Each line of the material below should be reproduced exactly.

## Provided data:
-- start --

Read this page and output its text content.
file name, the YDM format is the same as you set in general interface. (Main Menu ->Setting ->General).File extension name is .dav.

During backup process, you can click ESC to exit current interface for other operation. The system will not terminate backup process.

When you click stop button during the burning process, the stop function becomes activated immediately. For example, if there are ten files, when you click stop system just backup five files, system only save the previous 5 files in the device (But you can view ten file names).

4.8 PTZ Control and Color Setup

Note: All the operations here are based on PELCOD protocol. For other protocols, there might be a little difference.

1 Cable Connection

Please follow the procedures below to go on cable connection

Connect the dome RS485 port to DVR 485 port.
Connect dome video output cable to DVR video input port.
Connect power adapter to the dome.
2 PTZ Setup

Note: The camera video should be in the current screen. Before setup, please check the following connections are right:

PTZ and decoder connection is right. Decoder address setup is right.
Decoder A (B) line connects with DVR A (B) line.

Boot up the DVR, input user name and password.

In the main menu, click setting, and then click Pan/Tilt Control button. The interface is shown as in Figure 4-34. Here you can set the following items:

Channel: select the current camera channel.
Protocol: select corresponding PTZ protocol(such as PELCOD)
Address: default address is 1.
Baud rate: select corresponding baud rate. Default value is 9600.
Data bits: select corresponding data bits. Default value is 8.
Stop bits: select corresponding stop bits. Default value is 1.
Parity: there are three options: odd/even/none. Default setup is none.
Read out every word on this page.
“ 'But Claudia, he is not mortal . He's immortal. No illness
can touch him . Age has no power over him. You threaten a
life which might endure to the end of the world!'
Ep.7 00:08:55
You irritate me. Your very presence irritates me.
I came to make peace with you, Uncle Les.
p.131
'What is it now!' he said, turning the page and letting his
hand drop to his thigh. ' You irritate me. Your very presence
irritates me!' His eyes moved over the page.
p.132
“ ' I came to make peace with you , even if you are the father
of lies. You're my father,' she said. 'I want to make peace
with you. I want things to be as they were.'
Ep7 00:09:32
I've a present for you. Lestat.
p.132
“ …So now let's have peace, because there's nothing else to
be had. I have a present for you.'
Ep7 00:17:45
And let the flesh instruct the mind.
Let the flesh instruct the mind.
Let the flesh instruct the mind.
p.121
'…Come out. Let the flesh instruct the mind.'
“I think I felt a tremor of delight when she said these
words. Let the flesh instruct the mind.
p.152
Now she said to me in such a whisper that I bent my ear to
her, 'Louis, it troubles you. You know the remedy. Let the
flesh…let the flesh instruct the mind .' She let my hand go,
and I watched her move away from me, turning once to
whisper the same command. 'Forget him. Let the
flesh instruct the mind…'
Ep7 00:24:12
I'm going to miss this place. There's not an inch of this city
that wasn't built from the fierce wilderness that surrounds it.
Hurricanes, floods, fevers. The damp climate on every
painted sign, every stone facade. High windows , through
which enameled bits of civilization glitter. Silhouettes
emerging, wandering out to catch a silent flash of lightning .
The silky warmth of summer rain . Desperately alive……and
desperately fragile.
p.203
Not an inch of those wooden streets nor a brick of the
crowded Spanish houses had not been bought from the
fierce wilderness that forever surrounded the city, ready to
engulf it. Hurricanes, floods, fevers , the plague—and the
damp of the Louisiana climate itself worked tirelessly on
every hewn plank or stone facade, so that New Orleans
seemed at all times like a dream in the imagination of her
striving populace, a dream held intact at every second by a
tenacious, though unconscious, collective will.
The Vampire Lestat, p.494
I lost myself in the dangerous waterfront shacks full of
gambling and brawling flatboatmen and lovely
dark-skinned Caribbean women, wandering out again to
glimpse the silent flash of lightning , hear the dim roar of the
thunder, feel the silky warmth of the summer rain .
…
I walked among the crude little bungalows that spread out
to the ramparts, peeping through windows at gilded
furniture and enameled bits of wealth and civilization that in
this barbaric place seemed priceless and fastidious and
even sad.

-- end --

## Correct response:
Read this page and output its text content.
file name, the YDM format is the same as you set in general interface. (Main Menu ->Setting ->General).File extension name is .dav.

During backup process, you can click ESC to exit current interface for other operation. The system will not terminate backup process.

When you click stop button during the burning process, the stop function becomes activated immediately. For example, if there are ten files, when you click stop system just backup five files, system only save the previous 5 files in the device (But you can view ten file names).

4.8 PTZ Control and Color Setup

Note: All the operations here are based on PELCOD protocol. For other protocols, there might be a little difference.

1 Cable Connection

Please follow the procedures below to go on cable connection

Connect the dome RS485 port to DVR 485 port.
Connect dome video output cable to DVR video input port.
Connect power adapter to the dome.
2 PTZ Setup

Note: The camera video should be in the current screen. Before setup, please check the following connections are right:

PTZ and decoder connection is right. Decoder address setup is right.
Decoder A (B) line connects with DVR A (B) line.

Boot up the DVR, input user name and password.

In the main menu, click setting, and then click Pan/Tilt Control button. The interface is shown as in Figure 4-34. Here you can set the following items:

Channel: select the current camera channel.
Protocol: select corresponding PTZ protocol(such as PELCOD)
Address: default address is 1.
Baud rate: select corresponding baud rate. Default value is 9600.
Data bits: select corresponding data bits. Default value is 8.
Stop bits: select corresponding stop bits. Default value is 1.
Parity: there are three options: odd/even/none. Default setup is none.
Read out every word on this page.
“ 'But Claudia, he is not mortal . He's immortal. No illness
can touch him . Age has no power over him. You threaten a
life which might endure to the end of the world!'
Ep.7 00:08:55
You irritate me. Your very presence irritates me.
I came to make peace with you, Uncle Les.
p.131
'What is it now!' he said, turning the page and letting his
hand drop to his thigh. ' You irritate me. Your very presence
irritates me!' His eyes moved over the page.
p.132
“ ' I came to make peace with you , even if you are the father
of lies. You're my father,' she said. 'I want to make peace
with you. I want things to be as they were.'
Ep7 00:09:32
I've a present for you. Lestat.
p.132
“ …So now let's have peace, because there's nothing else to
be had. I have a present for you.'
Ep7 00:17:45
And let the flesh instruct the mind.
Let the flesh instruct the mind.
Let the flesh instruct the mind.
p.121
'…Come out. Let the flesh instruct the mind.'
“I think I felt a tremor of delight when she said these
words. Let the flesh instruct the mind.
p.152
Now she said to me in such a whisper that I bent my ear to
her, 'Louis, it troubles you. You know the remedy. Let the
flesh…let the flesh instruct the mind .' She let my hand go,
and I watched her move away from me, turning once to
whisper the same command. 'Forget him. Let the
flesh instruct the mind…'
Ep7 00:24:12
I'm going to miss this place. There's not an inch of this city
that wasn't built from the fierce wilderness that surrounds it.
Hurricanes, floods, fevers. The damp climate on every
painted sign, every stone facade. High windows , through
which enameled bits of civilization glitter. Silhouettes
emerging, wandering out to catch a silent flash of lightning .
The silky warmth of summer rain . Desperately alive……and
desperately fragile.
p.203
Not an inch of those wooden streets nor a brick of the
crowded Spanish houses had not been bought from the
fierce wilderness that forever surrounded the city, ready to
engulf it. Hurricanes, floods, fevers , the plague—and the
damp of the Louisiana climate itself worked tirelessly on
every hewn plank or stone facade, so that New Orleans
seemed at all times like a dream in the imagination of her
striving populace, a dream held intact at every second by a
tenacious, though unconscious, collective will.
The Vampire Lestat, p.494
I lost myself in the dangerous waterfront shacks full of
gambling and brawling flatboatmen and lovely
dark-skinned Caribbean women, wandering out again to
glimpse the silent flash of lightning , hear the dim roar of the
thunder, feel the silky warmth of the summer rain .
…
I walked among the crude little bungalows that spread out
to the ramparts, peeping through windows at gilded
furniture and enameled bits of wealth and civilization that in
this barbaric place seemed priceless and fastidious and
even sad.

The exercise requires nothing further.